# Task requirements
Reproduce the complete listing without any deviation.

-- -- --

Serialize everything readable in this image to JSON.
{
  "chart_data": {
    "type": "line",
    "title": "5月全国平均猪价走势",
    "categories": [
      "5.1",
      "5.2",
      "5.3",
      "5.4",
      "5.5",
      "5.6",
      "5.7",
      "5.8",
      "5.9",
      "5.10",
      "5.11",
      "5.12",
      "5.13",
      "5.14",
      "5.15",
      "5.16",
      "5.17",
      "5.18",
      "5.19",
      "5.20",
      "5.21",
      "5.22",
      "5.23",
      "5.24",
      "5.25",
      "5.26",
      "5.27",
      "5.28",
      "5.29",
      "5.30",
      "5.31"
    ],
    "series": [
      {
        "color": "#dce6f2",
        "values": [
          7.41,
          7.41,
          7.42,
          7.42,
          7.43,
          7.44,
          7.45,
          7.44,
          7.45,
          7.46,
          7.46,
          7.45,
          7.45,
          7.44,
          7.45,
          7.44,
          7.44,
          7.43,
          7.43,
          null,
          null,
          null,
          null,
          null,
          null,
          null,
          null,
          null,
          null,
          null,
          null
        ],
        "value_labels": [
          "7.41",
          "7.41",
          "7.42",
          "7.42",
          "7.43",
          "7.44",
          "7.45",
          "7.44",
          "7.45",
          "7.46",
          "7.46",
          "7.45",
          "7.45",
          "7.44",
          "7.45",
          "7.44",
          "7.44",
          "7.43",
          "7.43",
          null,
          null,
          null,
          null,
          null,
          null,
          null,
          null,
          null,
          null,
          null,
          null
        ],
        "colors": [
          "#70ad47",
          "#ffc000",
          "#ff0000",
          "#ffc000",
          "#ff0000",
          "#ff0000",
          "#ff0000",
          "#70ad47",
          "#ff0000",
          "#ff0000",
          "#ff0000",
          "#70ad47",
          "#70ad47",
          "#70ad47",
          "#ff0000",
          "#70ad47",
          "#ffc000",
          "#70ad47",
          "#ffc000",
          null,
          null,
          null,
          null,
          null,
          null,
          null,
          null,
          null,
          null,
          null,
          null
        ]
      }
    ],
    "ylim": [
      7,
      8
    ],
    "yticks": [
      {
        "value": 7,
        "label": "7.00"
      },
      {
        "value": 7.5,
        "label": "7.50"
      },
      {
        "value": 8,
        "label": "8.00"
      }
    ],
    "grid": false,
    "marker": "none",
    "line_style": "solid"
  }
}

-- -- --

# Exercise result
Serialize everything readable in this image to JSON.
{
  "chart_data": {
    "type": "line",
    "title": "5月全国平均猪价走势",
    "categories": [
      "5.1",
      "5.2",
      "5.3",
      "5.4",
      "5.5",
      "5.6",
      "5.7",
      "5.8",
      "5.9",
      "5.10",
      "5.11",
      "5.12",
      "5.13",
      "5.14",
      "5.15",
      "5.16",
      "5.17",
      "5.18",
      "5.19",
      "5.20",
      "5.21",
      "5.22",
      "5.23",
      "5.24",
      "5.25",
      "5.26",
      "5.27",
      "5.28",
      "5.29",
      "5.30",
      "5.31"
    ],
    "series": [
      {
        "color": "#dce6f2",
        "values": [
          7.41,
          7.41,
          7.42,
          7.42,
          7.43,
          7.44,
          7.45,
          7.44,
          7.45,
          7.46,
          7.46,
          7.45,
          7.45,
          7.44,
          7.45,
          7.44,
          7.44,
          7.43,
          7.43,
          null,
          null,
          null,
          null,
          null,
          null,
          null,
          null,
          null,
          null,
          null,
          null
        ],
        "value_labels": [
          "7.41",
          "7.41",
          "7.42",
          "7.42",
          "7.43",
          "7.44",
          "7.45",
          "7.44",
          "7.45",
          "7.46",
          "7.46",
          "7.45",
          "7.45",
          "7.44",
          "7.45",
          "7.44",
          "7.44",
          "7.43",
          "7.43",
          null,
          null,
          null,
          null,
          null,
          null,
          null,
          null,
          null,
          null,
          null,
          null
        ],
        "colors": [
          "#70ad47",
          "#ffc000",
          "#ff0000",
          "#ffc000",
          "#ff0000",
          "#ff0000",
          "#ff0000",
          "#70ad47",
          "#ff0000",
          "#ff0000",
          "#ff0000",
          "#70ad47",
          "#70ad47",
          "#70ad47",
          "#ff0000",
          "#70ad47",
          "#ffc000",
          "#70ad47",
          "#ffc000",
          null,
          null,
          null,
          null,
          null,
          null,
          null,
          null,
          null,
          null,
          null,
          null
        ]
      }
    ],
    "ylim": [
      7,
      8
    ],
    "yticks": [
      {
        "value": 7,
        "label": "7.00"
      },
      {
        "value": 7.5,
        "label": "7.50"
      },
      {
        "value": 8,
        "label": "8.00"
      }
    ],
    "grid": false,
    "marker": "none",
    "line_style": "solid"
  }
}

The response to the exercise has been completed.